_Your task:_
Transcribe the whole listing without a single picture.
* Start Provided records *
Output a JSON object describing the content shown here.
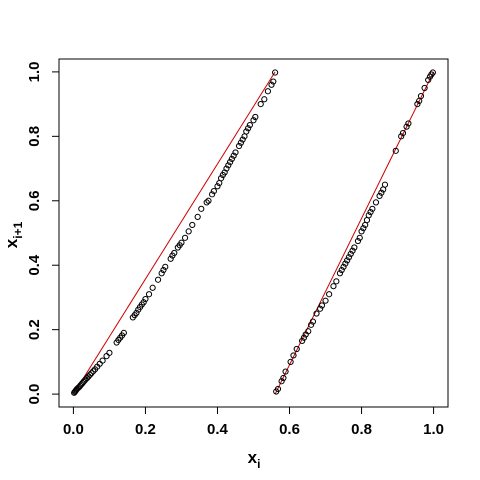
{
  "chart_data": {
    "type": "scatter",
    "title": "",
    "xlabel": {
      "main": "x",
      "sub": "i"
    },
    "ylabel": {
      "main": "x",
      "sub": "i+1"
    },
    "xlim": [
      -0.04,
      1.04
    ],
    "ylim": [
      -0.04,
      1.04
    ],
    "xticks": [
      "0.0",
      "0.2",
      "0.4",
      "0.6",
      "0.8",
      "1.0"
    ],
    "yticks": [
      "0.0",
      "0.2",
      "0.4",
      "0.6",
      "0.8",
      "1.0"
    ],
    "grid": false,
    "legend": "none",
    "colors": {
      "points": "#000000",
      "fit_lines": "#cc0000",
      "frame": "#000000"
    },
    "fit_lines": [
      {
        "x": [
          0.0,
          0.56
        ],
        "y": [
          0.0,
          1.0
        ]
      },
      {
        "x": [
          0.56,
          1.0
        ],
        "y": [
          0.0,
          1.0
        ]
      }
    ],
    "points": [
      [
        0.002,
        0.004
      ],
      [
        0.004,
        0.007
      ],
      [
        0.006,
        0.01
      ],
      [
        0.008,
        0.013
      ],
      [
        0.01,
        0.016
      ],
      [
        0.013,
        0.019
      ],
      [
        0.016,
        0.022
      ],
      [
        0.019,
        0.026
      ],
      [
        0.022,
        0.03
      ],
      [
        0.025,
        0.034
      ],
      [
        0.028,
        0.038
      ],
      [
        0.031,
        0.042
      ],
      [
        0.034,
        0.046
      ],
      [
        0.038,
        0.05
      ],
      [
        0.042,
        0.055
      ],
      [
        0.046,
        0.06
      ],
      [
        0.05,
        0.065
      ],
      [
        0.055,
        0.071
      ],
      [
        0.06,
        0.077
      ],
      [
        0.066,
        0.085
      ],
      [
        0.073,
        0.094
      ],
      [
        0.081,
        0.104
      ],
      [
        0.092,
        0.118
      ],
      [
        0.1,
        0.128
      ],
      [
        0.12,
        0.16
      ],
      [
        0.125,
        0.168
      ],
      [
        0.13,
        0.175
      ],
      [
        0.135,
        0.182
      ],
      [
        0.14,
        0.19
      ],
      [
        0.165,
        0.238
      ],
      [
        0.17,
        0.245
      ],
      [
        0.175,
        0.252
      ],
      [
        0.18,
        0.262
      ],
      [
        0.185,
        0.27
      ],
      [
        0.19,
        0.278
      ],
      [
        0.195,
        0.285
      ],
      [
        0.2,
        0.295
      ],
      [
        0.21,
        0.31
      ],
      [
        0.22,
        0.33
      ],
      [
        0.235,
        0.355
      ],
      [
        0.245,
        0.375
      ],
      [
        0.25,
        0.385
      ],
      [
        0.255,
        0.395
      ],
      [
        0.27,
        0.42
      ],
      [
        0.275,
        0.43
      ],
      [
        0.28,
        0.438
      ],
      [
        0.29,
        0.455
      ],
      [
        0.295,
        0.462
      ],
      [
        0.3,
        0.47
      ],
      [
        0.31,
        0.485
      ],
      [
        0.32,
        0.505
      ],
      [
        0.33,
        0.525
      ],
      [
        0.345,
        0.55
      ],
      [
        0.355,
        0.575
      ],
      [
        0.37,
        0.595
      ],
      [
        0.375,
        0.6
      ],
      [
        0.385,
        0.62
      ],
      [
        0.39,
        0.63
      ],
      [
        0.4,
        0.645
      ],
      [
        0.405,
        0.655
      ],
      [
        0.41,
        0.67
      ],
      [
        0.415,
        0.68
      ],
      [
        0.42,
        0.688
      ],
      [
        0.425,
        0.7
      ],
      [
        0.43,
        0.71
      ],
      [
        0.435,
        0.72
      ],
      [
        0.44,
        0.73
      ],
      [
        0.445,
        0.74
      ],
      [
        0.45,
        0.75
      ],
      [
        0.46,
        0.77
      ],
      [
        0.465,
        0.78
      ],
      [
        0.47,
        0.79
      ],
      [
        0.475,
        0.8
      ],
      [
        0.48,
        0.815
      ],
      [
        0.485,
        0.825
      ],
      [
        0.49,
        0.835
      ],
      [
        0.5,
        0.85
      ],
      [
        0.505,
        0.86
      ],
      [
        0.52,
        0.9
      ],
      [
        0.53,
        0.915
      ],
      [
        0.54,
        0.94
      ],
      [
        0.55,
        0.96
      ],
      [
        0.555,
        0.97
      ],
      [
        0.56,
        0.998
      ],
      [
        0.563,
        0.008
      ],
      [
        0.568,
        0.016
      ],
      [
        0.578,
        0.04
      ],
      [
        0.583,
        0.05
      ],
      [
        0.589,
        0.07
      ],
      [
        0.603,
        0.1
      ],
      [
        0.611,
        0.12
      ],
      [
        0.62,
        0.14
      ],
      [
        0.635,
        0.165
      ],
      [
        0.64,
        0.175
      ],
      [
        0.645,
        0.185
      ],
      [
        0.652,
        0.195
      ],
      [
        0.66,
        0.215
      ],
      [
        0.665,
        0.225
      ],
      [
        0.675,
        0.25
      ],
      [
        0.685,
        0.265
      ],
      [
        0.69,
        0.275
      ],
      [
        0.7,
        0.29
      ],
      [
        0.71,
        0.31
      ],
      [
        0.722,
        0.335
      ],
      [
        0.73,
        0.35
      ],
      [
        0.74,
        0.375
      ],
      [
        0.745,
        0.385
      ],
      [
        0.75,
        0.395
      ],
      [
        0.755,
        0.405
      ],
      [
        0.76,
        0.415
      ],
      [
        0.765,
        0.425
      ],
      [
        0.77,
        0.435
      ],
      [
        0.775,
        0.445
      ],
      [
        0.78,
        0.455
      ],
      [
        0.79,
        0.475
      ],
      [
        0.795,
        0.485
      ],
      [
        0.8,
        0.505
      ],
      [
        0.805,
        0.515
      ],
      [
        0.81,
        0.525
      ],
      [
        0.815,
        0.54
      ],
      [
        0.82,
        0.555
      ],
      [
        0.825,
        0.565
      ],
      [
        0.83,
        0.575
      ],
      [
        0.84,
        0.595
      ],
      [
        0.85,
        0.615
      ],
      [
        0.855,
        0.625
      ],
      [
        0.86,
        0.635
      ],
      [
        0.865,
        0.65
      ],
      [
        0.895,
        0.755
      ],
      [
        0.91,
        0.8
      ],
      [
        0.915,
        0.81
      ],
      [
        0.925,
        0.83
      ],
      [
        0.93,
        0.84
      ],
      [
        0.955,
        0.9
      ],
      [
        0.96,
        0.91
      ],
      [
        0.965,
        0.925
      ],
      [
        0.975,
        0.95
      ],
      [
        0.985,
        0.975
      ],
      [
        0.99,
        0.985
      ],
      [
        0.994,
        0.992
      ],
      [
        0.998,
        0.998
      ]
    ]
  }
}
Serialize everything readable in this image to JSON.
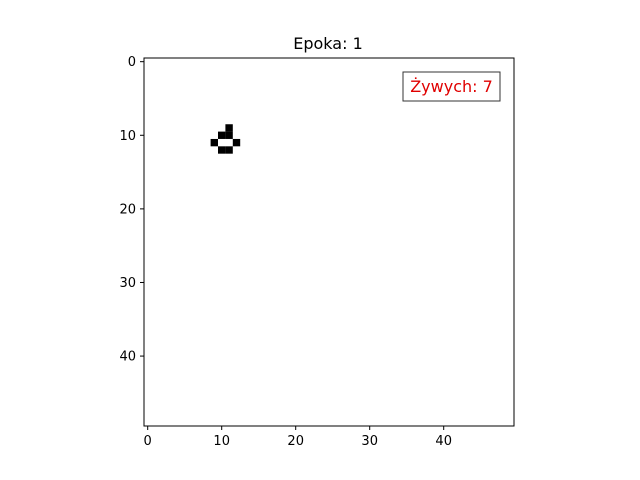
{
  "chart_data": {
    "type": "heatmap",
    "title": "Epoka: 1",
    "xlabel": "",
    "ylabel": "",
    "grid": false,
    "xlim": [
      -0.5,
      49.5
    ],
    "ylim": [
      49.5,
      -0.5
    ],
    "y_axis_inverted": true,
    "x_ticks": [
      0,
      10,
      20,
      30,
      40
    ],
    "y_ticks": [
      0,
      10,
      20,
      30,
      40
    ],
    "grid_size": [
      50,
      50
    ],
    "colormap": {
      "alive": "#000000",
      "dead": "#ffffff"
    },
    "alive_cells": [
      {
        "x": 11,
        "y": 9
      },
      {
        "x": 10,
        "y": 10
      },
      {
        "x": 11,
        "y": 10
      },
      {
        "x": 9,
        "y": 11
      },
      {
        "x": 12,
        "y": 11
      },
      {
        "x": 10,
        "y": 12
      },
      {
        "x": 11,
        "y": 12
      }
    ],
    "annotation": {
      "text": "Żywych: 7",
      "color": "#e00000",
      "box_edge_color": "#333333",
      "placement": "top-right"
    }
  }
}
* End Provided records *
_Exercise solution:_
Output a JSON object describing the content shown here.
{
  "chart_data": {
    "type": "scatter",
    "title": "",
    "xlabel": {
      "main": "x",
      "sub": "i"
    },
    "ylabel": {
      "main": "x",
      "sub": "i+1"
    },
    "xlim": [
      -0.04,
      1.04
    ],
    "ylim": [
      -0.04,
      1.04
    ],
    "xticks": [
      "0.0",
      "0.2",
      "0.4",
      "0.6",
      "0.8",
      "1.0"
    ],
    "yticks": [
      "0.0",
      "0.2",
      "0.4",
      "0.6",
      "0.8",
      "1.0"
    ],
    "grid": false,
    "legend": "none",
    "colors": {
      "points": "#000000",
      "fit_lines": "#cc0000",
      "frame": "#000000"
    },
    "fit_lines": [
      {
        "x": [
          0.0,
          0.56
        ],
        "y": [
          0.0,
          1.0
        ]
      },
      {
        "x": [
          0.56,
          1.0
        ],
        "y": [
          0.0,
          1.0
        ]
      }
    ],
    "points": [
      [
        0.002,
        0.004
      ],
      [
        0.004,
        0.007
      ],
      [
        0.006,
        0.01
      ],
      [
        0.008,
        0.013
      ],
      [
        0.01,
        0.016
      ],
      [
        0.013,
        0.019
      ],
      [
        0.016,
        0.022
      ],
      [
        0.019,
        0.026
      ],
      [
        0.022,
        0.03
      ],
      [
        0.025,
        0.034
      ],
      [
        0.028,
        0.038
      ],
      [
        0.031,
        0.042
      ],
      [
        0.034,
        0.046
      ],
      [
        0.038,
        0.05
      ],
      [
        0.042,
        0.055
      ],
      [
        0.046,
        0.06
      ],
      [
        0.05,
        0.065
      ],
      [
        0.055,
        0.071
      ],
      [
        0.06,
        0.077
      ],
      [
        0.066,
        0.085
      ],
      [
        0.073,
        0.094
      ],
      [
        0.081,
        0.104
      ],
      [
        0.092,
        0.118
      ],
      [
        0.1,
        0.128
      ],
      [
        0.12,
        0.16
      ],
      [
        0.125,
        0.168
      ],
      [
        0.13,
        0.175
      ],
      [
        0.135,
        0.182
      ],
      [
        0.14,
        0.19
      ],
      [
        0.165,
        0.238
      ],
      [
        0.17,
        0.245
      ],
      [
        0.175,
        0.252
      ],
      [
        0.18,
        0.262
      ],
      [
        0.185,
        0.27
      ],
      [
        0.19,
        0.278
      ],
      [
        0.195,
        0.285
      ],
      [
        0.2,
        0.295
      ],
      [
        0.21,
        0.31
      ],
      [
        0.22,
        0.33
      ],
      [
        0.235,
        0.355
      ],
      [
        0.245,
        0.375
      ],
      [
        0.25,
        0.385
      ],
      [
        0.255,
        0.395
      ],
      [
        0.27,
        0.42
      ],
      [
        0.275,
        0.43
      ],
      [
        0.28,
        0.438
      ],
      [
        0.29,
        0.455
      ],
      [
        0.295,
        0.462
      ],
      [
        0.3,
        0.47
      ],
      [
        0.31,
        0.485
      ],
      [
        0.32,
        0.505
      ],
      [
        0.33,
        0.525
      ],
      [
        0.345,
        0.55
      ],
      [
        0.355,
        0.575
      ],
      [
        0.37,
        0.595
      ],
      [
        0.375,
        0.6
      ],
      [
        0.385,
        0.62
      ],
      [
        0.39,
        0.63
      ],
      [
        0.4,
        0.645
      ],
      [
        0.405,
        0.655
      ],
      [
        0.41,
        0.67
      ],
      [
        0.415,
        0.68
      ],
      [
        0.42,
        0.688
      ],
      [
        0.425,
        0.7
      ],
      [
        0.43,
        0.71
      ],
      [
        0.435,
        0.72
      ],
      [
        0.44,
        0.73
      ],
      [
        0.445,
        0.74
      ],
      [
        0.45,
        0.75
      ],
      [
        0.46,
        0.77
      ],
      [
        0.465,
        0.78
      ],
      [
        0.47,
        0.79
      ],
      [
        0.475,
        0.8
      ],
      [
        0.48,
        0.815
      ],
      [
        0.485,
        0.825
      ],
      [
        0.49,
        0.835
      ],
      [
        0.5,
        0.85
      ],
      [
        0.505,
        0.86
      ],
      [
        0.52,
        0.9
      ],
      [
        0.53,
        0.915
      ],
      [
        0.54,
        0.94
      ],
      [
        0.55,
        0.96
      ],
      [
        0.555,
        0.97
      ],
      [
        0.56,
        0.998
      ],
      [
        0.563,
        0.008
      ],
      [
        0.568,
        0.016
      ],
      [
        0.578,
        0.04
      ],
      [
        0.583,
        0.05
      ],
      [
        0.589,
        0.07
      ],
      [
        0.603,
        0.1
      ],
      [
        0.611,
        0.12
      ],
      [
        0.62,
        0.14
      ],
      [
        0.635,
        0.165
      ],
      [
        0.64,
        0.175
      ],
      [
        0.645,
        0.185
      ],
      [
        0.652,
        0.195
      ],
      [
        0.66,
        0.215
      ],
      [
        0.665,
        0.225
      ],
      [
        0.675,
        0.25
      ],
      [
        0.685,
        0.265
      ],
      [
        0.69,
        0.275
      ],
      [
        0.7,
        0.29
      ],
      [
        0.71,
        0.31
      ],
      [
        0.722,
        0.335
      ],
      [
        0.73,
        0.35
      ],
      [
        0.74,
        0.375
      ],
      [
        0.745,
        0.385
      ],
      [
        0.75,
        0.395
      ],
      [
        0.755,
        0.405
      ],
      [
        0.76,
        0.415
      ],
      [
        0.765,
        0.425
      ],
      [
        0.77,
        0.435
      ],
      [
        0.775,
        0.445
      ],
      [
        0.78,
        0.455
      ],
      [
        0.79,
        0.475
      ],
      [
        0.795,
        0.485
      ],
      [
        0.8,
        0.505
      ],
      [
        0.805,
        0.515
      ],
      [
        0.81,
        0.525
      ],
      [
        0.815,
        0.54
      ],
      [
        0.82,
        0.555
      ],
      [
        0.825,
        0.565
      ],
      [
        0.83,
        0.575
      ],
      [
        0.84,
        0.595
      ],
      [
        0.85,
        0.615
      ],
      [
        0.855,
        0.625
      ],
      [
        0.86,
        0.635
      ],
      [
        0.865,
        0.65
      ],
      [
        0.895,
        0.755
      ],
      [
        0.91,
        0.8
      ],
      [
        0.915,
        0.81
      ],
      [
        0.925,
        0.83
      ],
      [
        0.93,
        0.84
      ],
      [
        0.955,
        0.9
      ],
      [
        0.96,
        0.91
      ],
      [
        0.965,
        0.925
      ],
      [
        0.975,
        0.95
      ],
      [
        0.985,
        0.975
      ],
      [
        0.99,
        0.985
      ],
      [
        0.994,
        0.992
      ],
      [
        0.998,
        0.998
      ]
    ]
  }
}
Serialize everything readable in this image to JSON.
{
  "chart_data": {
    "type": "heatmap",
    "title": "Epoka: 1",
    "xlabel": "",
    "ylabel": "",
    "grid": false,
    "xlim": [
      -0.5,
      49.5
    ],
    "ylim": [
      49.5,
      -0.5
    ],
    "y_axis_inverted": true,
    "x_ticks": [
      0,
      10,
      20,
      30,
      40
    ],
    "y_ticks": [
      0,
      10,
      20,
      30,
      40
    ],
    "grid_size": [
      50,
      50
    ],
    "colormap": {
      "alive": "#000000",
      "dead": "#ffffff"
    },
    "alive_cells": [
      {
        "x": 11,
        "y": 9
      },
      {
        "x": 10,
        "y": 10
      },
      {
        "x": 11,
        "y": 10
      },
      {
        "x": 9,
        "y": 11
      },
      {
        "x": 12,
        "y": 11
      },
      {
        "x": 10,
        "y": 12
      },
      {
        "x": 11,
        "y": 12
      }
    ],
    "annotation": {
      "text": "Żywych: 7",
      "color": "#e00000",
      "box_edge_color": "#333333",
      "placement": "top-right"
    }
  }
}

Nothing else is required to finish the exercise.